WHAT IS NEEDED:
Excluding all pictures, please output the listing exactly.

● ● ●

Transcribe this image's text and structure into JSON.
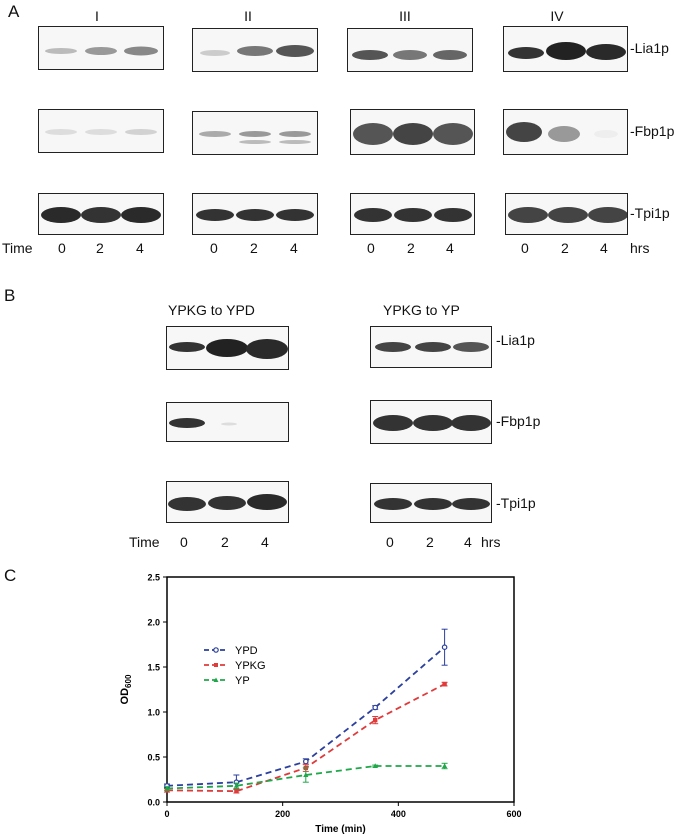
{
  "panel_a": {
    "letter": "A",
    "groups": [
      "I",
      "II",
      "III",
      "IV"
    ],
    "proteins": [
      "-Lia1p",
      "-Fbp1p",
      "-Tpi1p"
    ],
    "time_word": "Time",
    "times": [
      "0",
      "2",
      "4"
    ],
    "unit": "hrs"
  },
  "panel_b": {
    "letter": "B",
    "conditions": [
      "YPKG to YPD",
      "YPKG to YP"
    ],
    "proteins": [
      "-Lia1p",
      "-Fbp1p",
      "-Tpi1p"
    ],
    "time_word": "Time",
    "times": [
      "0",
      "2",
      "4"
    ],
    "unit": "hrs"
  },
  "panel_c": {
    "letter": "C"
  },
  "chart_data": {
    "type": "line",
    "xlabel": "Time (min)",
    "ylabel": "OD600",
    "ylabel_main": "OD",
    "ylabel_sub": "600",
    "xlim": [
      0,
      600
    ],
    "ylim": [
      0,
      2.5
    ],
    "xticks": [
      "0",
      "200",
      "400",
      "600"
    ],
    "yticks": [
      "0.0",
      "0.5",
      "1.0",
      "1.5",
      "2.0",
      "2.5"
    ],
    "legend_position": "top-left",
    "series": [
      {
        "name": "YPD",
        "color": "#2b3f9e",
        "x": [
          0,
          120,
          240,
          360,
          480
        ],
        "y": [
          0.18,
          0.22,
          0.45,
          1.05,
          1.72
        ],
        "err": [
          0.02,
          0.08,
          0.03,
          0.02,
          0.2
        ]
      },
      {
        "name": "YPKG",
        "color": "#e03a3a",
        "x": [
          0,
          120,
          240,
          360,
          480
        ],
        "y": [
          0.13,
          0.12,
          0.38,
          0.91,
          1.31
        ],
        "err": [
          0.02,
          0.02,
          0.04,
          0.04,
          0.02
        ]
      },
      {
        "name": "YP",
        "color": "#1fa84a",
        "x": [
          0,
          120,
          240,
          360,
          480
        ],
        "y": [
          0.15,
          0.18,
          0.3,
          0.4,
          0.4
        ],
        "err": [
          0.02,
          0.03,
          0.08,
          0.01,
          0.03
        ]
      }
    ]
  }
}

● ● ●

TASK RESULT:
Transcribe this image's text and structure into JSON.
{
  "panel_a": {
    "letter": "A",
    "groups": [
      "I",
      "II",
      "III",
      "IV"
    ],
    "proteins": [
      "-Lia1p",
      "-Fbp1p",
      "-Tpi1p"
    ],
    "time_word": "Time",
    "times": [
      "0",
      "2",
      "4"
    ],
    "unit": "hrs"
  },
  "panel_b": {
    "letter": "B",
    "conditions": [
      "YPKG to YPD",
      "YPKG to YP"
    ],
    "proteins": [
      "-Lia1p",
      "-Fbp1p",
      "-Tpi1p"
    ],
    "time_word": "Time",
    "times": [
      "0",
      "2",
      "4"
    ],
    "unit": "hrs"
  },
  "panel_c": {
    "letter": "C"
  },
  "chart_data": {
    "type": "line",
    "xlabel": "Time (min)",
    "ylabel": "OD600",
    "ylabel_main": "OD",
    "ylabel_sub": "600",
    "xlim": [
      0,
      600
    ],
    "ylim": [
      0,
      2.5
    ],
    "xticks": [
      "0",
      "200",
      "400",
      "600"
    ],
    "yticks": [
      "0.0",
      "0.5",
      "1.0",
      "1.5",
      "2.0",
      "2.5"
    ],
    "legend_position": "top-left",
    "series": [
      {
        "name": "YPD",
        "color": "#2b3f9e",
        "x": [
          0,
          120,
          240,
          360,
          480
        ],
        "y": [
          0.18,
          0.22,
          0.45,
          1.05,
          1.72
        ],
        "err": [
          0.02,
          0.08,
          0.03,
          0.02,
          0.2
        ]
      },
      {
        "name": "YPKG",
        "color": "#e03a3a",
        "x": [
          0,
          120,
          240,
          360,
          480
        ],
        "y": [
          0.13,
          0.12,
          0.38,
          0.91,
          1.31
        ],
        "err": [
          0.02,
          0.02,
          0.04,
          0.04,
          0.02
        ]
      },
      {
        "name": "YP",
        "color": "#1fa84a",
        "x": [
          0,
          120,
          240,
          360,
          480
        ],
        "y": [
          0.15,
          0.18,
          0.3,
          0.4,
          0.4
        ],
        "err": [
          0.02,
          0.03,
          0.08,
          0.01,
          0.03
        ]
      }
    ]
  }
}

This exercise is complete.